Problemas no joelho podem ir muito além de uma simples dor e, em muitos casos, garantem o direito ao BPC/LOAS, benefício pago pelo INSS no valor de um salário-mínimo por mês, que é de R$ 1518,00. É válido ressaltar que o benefício pode ser concedido a pessoas com problemas nos joelhos se: o caso for enquadrado como deficiência, analisada pelo Serviço Social e pela Perícia Médica Federal no INSS, conforme o site oficial da Instituição.
Quando a limitação é de longa duração e prejudica atividades como andar, subir escadas, permanecer em pé, trabalhar ou até sair de casa, a condição pode ser reconhecida como deficiência, abrindo caminho para a concessão do benefício assistencial.
Pedido para pagamento de benefício por problema no joelho
Para dar entrada no pedido, é fundamental reunir documentos médicos consistentes. O principal é o laudo do ortopedista, contendo o CID da doença e a descrição das limitações na rotina. Também devem ser apresentados exames como raio-x, ressonância magnética ou ultrassom, além de relatórios de fisioterapia, receitas médicas, prontuários e registros de tratamentos realizados.

_____

Instruções da atividade>
(a) No trecho sobre o BPC/LOAS, reescreva em forma de lista o parágrafo que começa com "Para dar entrada no pedido", mantendo suas informações principais.
(b) Traduza para o inglês esta frase do trecho sobre o BPC/LOAS: "Quando a limitação é de longa duração e prejudica atividades como andar, subir escadas, permanecer em pé, trabalhar ou até sair de casa, a condição pode ser reconhecida como deficiência, abrindo caminho para a concessão do benefício assistencial."
(c) Dê prosseguimento ao trecho sobre o BPC/LOAS a partir da última frase apresentada.
As linhas que vêm depois deste trecho não são usadas nesta atividade.

Dados registrados>
_____

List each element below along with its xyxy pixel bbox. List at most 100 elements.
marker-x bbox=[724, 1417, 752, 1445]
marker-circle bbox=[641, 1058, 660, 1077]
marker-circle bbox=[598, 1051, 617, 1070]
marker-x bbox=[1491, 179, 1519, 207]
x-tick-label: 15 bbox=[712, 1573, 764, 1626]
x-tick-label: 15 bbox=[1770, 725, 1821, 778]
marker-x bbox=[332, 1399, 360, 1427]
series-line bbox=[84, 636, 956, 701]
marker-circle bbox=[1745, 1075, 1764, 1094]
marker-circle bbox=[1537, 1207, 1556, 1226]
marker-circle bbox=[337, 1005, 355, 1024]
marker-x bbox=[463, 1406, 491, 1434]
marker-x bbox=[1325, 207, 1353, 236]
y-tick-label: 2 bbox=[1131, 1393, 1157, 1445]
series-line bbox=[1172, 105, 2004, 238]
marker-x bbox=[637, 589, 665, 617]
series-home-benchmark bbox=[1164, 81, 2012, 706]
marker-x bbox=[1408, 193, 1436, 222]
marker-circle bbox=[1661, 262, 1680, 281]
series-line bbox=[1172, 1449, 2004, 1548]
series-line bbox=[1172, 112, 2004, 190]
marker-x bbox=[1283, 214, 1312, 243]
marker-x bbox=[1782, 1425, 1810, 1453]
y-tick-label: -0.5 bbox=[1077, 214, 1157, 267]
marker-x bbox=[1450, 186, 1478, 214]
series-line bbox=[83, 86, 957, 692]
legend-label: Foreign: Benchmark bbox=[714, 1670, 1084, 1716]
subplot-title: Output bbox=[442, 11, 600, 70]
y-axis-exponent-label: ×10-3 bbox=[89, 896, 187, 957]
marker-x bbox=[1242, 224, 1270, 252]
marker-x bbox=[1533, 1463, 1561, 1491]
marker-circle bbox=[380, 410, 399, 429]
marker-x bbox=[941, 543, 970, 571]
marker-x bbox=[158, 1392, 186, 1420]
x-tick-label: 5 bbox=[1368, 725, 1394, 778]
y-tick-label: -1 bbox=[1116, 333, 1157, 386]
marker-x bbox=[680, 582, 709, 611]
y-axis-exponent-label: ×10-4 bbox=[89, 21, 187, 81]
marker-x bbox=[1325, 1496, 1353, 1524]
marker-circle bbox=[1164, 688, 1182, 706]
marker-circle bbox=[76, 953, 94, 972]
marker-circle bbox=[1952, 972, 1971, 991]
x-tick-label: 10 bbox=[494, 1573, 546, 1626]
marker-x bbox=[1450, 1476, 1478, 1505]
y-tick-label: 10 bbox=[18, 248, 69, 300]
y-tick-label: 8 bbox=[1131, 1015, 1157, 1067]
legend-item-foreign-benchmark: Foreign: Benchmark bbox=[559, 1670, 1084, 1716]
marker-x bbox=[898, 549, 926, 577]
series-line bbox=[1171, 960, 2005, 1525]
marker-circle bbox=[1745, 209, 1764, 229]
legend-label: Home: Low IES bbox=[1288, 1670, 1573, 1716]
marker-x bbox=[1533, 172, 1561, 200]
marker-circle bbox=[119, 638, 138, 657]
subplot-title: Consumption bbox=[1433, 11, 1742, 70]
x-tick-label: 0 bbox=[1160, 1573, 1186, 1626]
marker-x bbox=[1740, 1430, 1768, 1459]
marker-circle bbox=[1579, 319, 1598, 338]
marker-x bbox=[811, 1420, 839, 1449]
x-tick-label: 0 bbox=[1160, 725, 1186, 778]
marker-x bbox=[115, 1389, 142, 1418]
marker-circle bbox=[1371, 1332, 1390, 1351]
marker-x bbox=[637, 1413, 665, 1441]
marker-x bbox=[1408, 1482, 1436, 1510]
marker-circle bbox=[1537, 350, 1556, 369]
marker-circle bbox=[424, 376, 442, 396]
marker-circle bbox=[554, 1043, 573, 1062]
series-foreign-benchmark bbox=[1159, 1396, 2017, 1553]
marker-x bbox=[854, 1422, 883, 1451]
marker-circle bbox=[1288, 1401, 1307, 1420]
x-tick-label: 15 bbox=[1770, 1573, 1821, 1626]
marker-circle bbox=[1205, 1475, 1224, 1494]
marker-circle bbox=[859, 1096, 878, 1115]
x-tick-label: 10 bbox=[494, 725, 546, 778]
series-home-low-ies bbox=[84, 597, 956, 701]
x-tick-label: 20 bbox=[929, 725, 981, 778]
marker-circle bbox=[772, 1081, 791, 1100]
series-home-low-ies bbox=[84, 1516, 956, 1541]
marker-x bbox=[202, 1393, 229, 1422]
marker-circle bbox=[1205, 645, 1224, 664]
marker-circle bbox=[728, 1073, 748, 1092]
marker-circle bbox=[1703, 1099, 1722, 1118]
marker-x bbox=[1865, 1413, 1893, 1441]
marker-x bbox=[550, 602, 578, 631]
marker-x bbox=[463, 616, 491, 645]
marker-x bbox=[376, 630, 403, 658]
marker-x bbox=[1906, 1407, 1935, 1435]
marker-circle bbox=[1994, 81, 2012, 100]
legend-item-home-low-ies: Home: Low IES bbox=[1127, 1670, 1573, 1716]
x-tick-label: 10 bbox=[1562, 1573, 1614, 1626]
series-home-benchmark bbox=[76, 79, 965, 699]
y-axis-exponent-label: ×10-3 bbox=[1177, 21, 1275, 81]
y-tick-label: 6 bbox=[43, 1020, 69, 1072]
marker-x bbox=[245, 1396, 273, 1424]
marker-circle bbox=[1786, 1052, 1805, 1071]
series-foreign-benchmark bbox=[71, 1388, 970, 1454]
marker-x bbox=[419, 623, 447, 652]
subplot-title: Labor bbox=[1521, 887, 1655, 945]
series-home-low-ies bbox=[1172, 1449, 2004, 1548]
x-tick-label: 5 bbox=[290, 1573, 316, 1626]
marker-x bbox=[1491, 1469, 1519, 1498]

_____

Respostas da atividade>
(a)
- É fundamental reunir documentos médicos consistentes para dar entrada no pedido.
- Documento principal: laudo do ortopedista, com o CID da doença e a descrição das limitações na rotina.
- Exames: raio-x, ressonância magnética ou ultrassom.
- Outros registros: relatórios de fisioterapia, receitas médicas, prontuários e registros de tratamentos realizados.

(b) When the limitation is long-lasting and impairs activities such as walking, climbing stairs, standing, working, or even leaving the house, the condition may be recognized as a disability, paving the way for the granting of the welfare benefit.

(c)
BPC-LOAS
O BPC-LOAS é destinado a pessoas com deficiência e idosos a partir de 65 anos, desde que comprovada baixa renda familiar. O benefício pode ser concedido mesmo que o companheiro receba aposentadoria de até um salário-mínimo, que alguém da casa tenha carteira assinada ganhando esse valor ou que a família receba Bolsa Família. Inclusive, mais de uma pessoa na mesma residência pode receber o BPC, se preencher os requisitos.
A Justiça também tem flexibilizado o critério de renda quando fica comprovada a situação de vulnerabilidade social, especialmente diante de gastos elevados com medicamentos, alimentação e moradia, o que favorece famílias em situação de risco financeiro.
Diversas condições de saúde podem dar direito ao benefício, como transtornos do desenvolvimento, doenças neurológicas, deficiências físicas, doenças da coluna, cardíacas, psicológicas e crônicas, incluindo depressão, ansiedade, fibromialgia, lúpus, Parkinson, Alzheimer, câncer, HIV/Aids, esquizofrenia, entre outras. O essencial é comprovar a deficiência e a necessidade social.